## What you are asked to do
Copy each line below in which the string "total" occurs.

## Data for the task
---------------

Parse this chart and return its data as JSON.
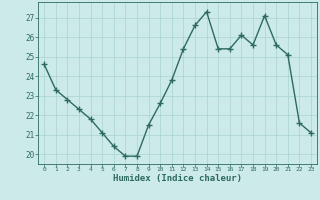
{
  "x": [
    0,
    1,
    2,
    3,
    4,
    5,
    6,
    7,
    8,
    9,
    10,
    11,
    12,
    13,
    14,
    15,
    16,
    17,
    18,
    19,
    20,
    21,
    22,
    23
  ],
  "y": [
    24.6,
    23.3,
    22.8,
    22.3,
    21.8,
    21.1,
    20.4,
    19.9,
    19.9,
    21.5,
    22.6,
    23.8,
    25.4,
    26.6,
    27.3,
    25.4,
    25.4,
    26.1,
    25.6,
    27.1,
    25.6,
    25.1,
    21.6,
    21.1
  ],
  "line_color": "#2d6b5e",
  "marker": "+",
  "marker_size": 4,
  "bg_color": "#cceae8",
  "grid_color": "#aad4d0",
  "tick_color": "#2d6b5e",
  "xlabel": "Humidex (Indice chaleur)",
  "xlabel_color": "#2d6b5e",
  "ylim": [
    19.5,
    27.8
  ],
  "xlim": [
    -0.5,
    23.5
  ],
  "yticks": [
    20,
    21,
    22,
    23,
    24,
    25,
    26,
    27
  ],
  "xticks": [
    0,
    1,
    2,
    3,
    4,
    5,
    6,
    7,
    8,
    9,
    10,
    11,
    12,
    13,
    14,
    15,
    16,
    17,
    18,
    19,
    20,
    21,
    22,
    23
  ],
  "font_family": "monospace",
  "linewidth": 1.0
}
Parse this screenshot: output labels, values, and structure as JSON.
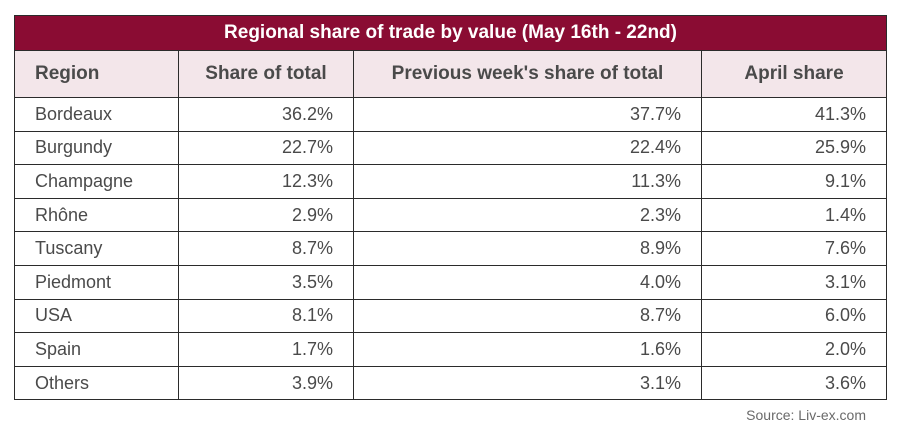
{
  "chart_data": {
    "type": "table",
    "title": "Regional share of trade by value (May 16th - 22nd)",
    "columns": [
      "Region",
      "Share of total",
      "Previous week's share of total",
      "April share"
    ],
    "rows": [
      [
        "Bordeaux",
        "36.2%",
        "37.7%",
        "41.3%"
      ],
      [
        "Burgundy",
        "22.7%",
        "22.4%",
        "25.9%"
      ],
      [
        "Champagne",
        "12.3%",
        "11.3%",
        "9.1%"
      ],
      [
        "Rhône",
        "2.9%",
        "2.3%",
        "1.4%"
      ],
      [
        "Tuscany",
        "8.7%",
        "8.9%",
        "7.6%"
      ],
      [
        "Piedmont",
        "3.5%",
        "4.0%",
        "3.1%"
      ],
      [
        "USA",
        "8.1%",
        "8.7%",
        "6.0%"
      ],
      [
        "Spain",
        "1.7%",
        "1.6%",
        "2.0%"
      ],
      [
        "Others",
        "3.9%",
        "3.1%",
        "3.6%"
      ]
    ],
    "source": "Source: Liv-ex.com"
  },
  "colors": {
    "title_background": "#8a0c33",
    "header_background": "#f3e6ea",
    "title_text": "#ffffff"
  }
}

---------------

## Exercise result
      "Share of total",
      "Previous week's share of total",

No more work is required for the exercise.